>> Start Material to process

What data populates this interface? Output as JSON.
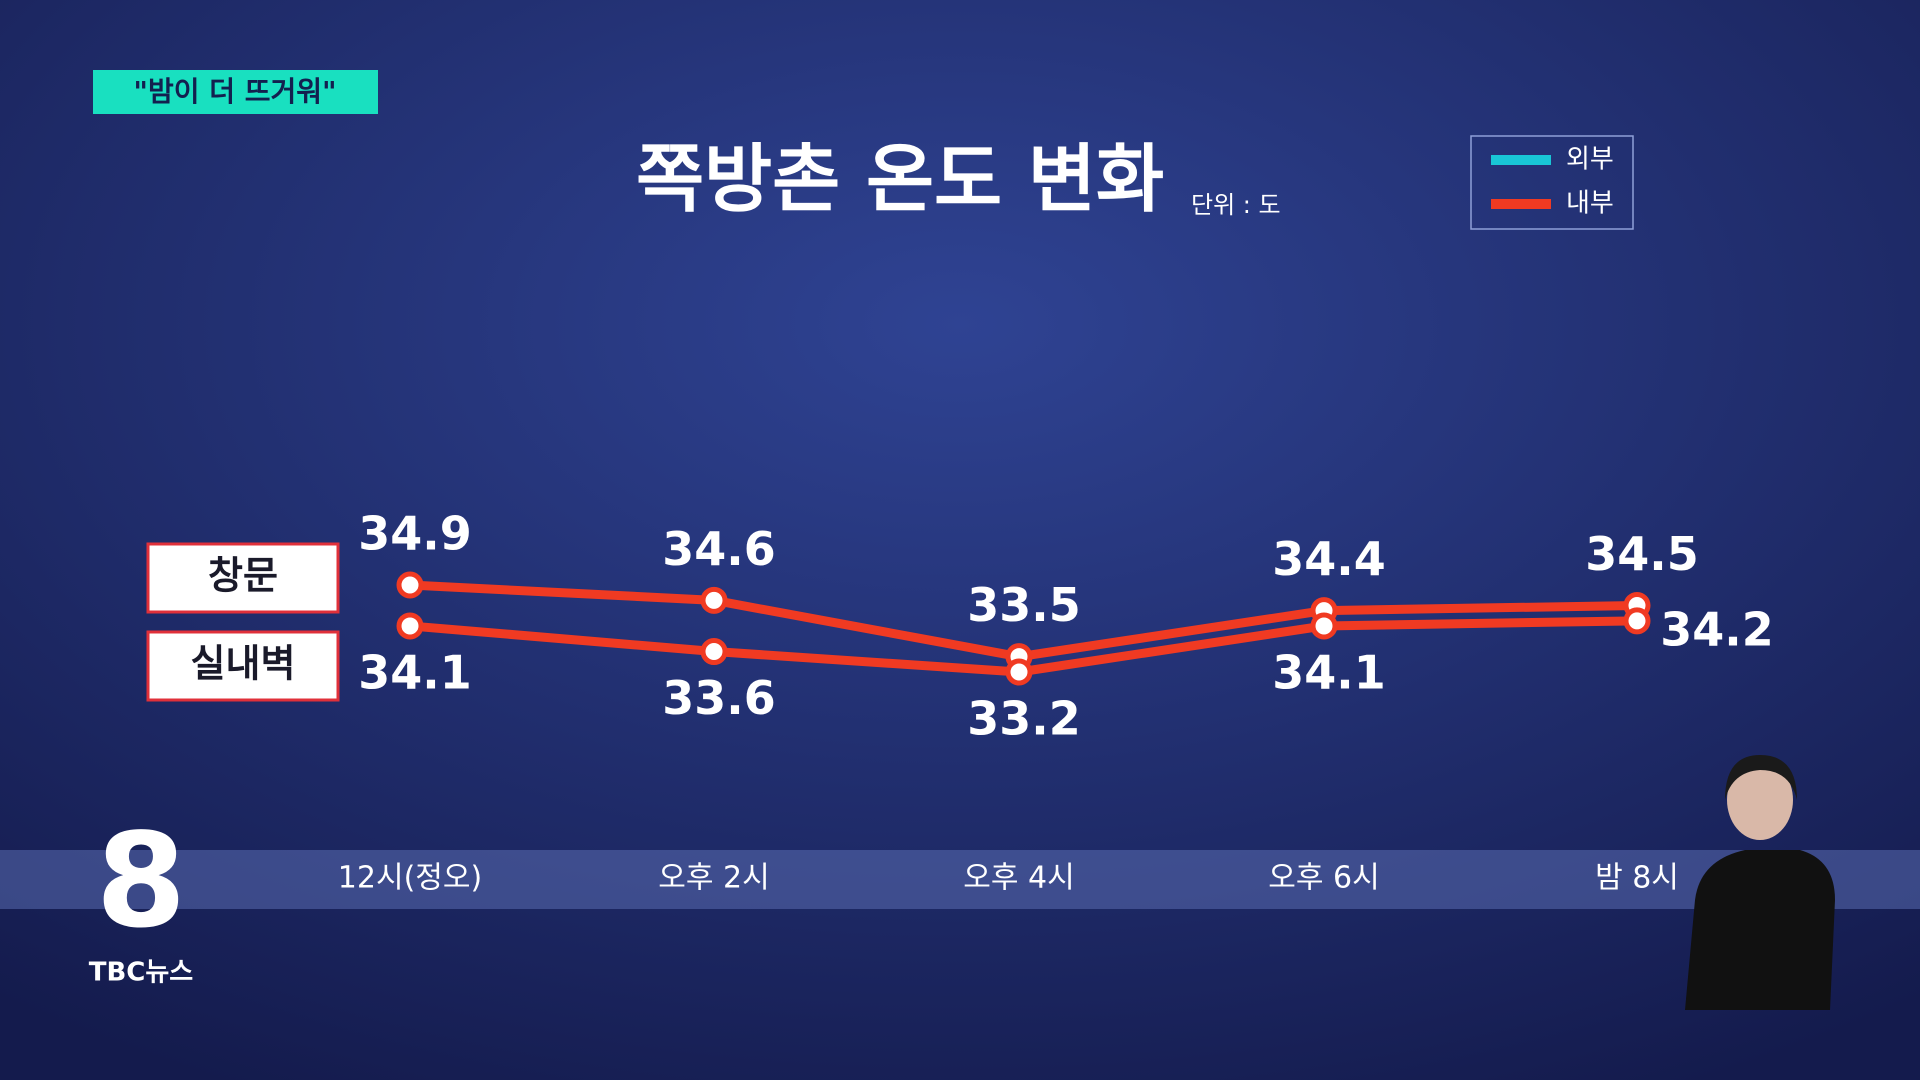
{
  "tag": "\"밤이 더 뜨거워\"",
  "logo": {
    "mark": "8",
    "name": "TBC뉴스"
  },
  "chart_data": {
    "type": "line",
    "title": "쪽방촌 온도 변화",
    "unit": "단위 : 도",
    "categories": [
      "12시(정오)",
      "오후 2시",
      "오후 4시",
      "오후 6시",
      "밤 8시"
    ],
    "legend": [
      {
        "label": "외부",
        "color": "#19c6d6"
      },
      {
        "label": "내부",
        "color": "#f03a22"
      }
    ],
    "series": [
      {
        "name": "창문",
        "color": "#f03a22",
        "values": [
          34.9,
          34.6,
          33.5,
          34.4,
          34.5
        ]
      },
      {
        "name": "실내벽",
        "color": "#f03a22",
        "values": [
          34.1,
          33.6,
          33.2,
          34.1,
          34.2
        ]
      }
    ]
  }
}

>> End Material to process

Exercise task:
Omit any images, then output the listing exactly.

Final result:
What data populates this interface? Output as JSON.
{
  "tag": "\"밤이 더 뜨거워\"",
  "logo": {
    "mark": "8",
    "name": "TBC뉴스"
  },
  "chart_data": {
    "type": "line",
    "title": "쪽방촌 온도 변화",
    "unit": "단위 : 도",
    "categories": [
      "12시(정오)",
      "오후 2시",
      "오후 4시",
      "오후 6시",
      "밤 8시"
    ],
    "legend": [
      {
        "label": "외부",
        "color": "#19c6d6"
      },
      {
        "label": "내부",
        "color": "#f03a22"
      }
    ],
    "series": [
      {
        "name": "창문",
        "color": "#f03a22",
        "values": [
          34.9,
          34.6,
          33.5,
          34.4,
          34.5
        ]
      },
      {
        "name": "실내벽",
        "color": "#f03a22",
        "values": [
          34.1,
          33.6,
          33.2,
          34.1,
          34.2
        ]
      }
    ]
  }
}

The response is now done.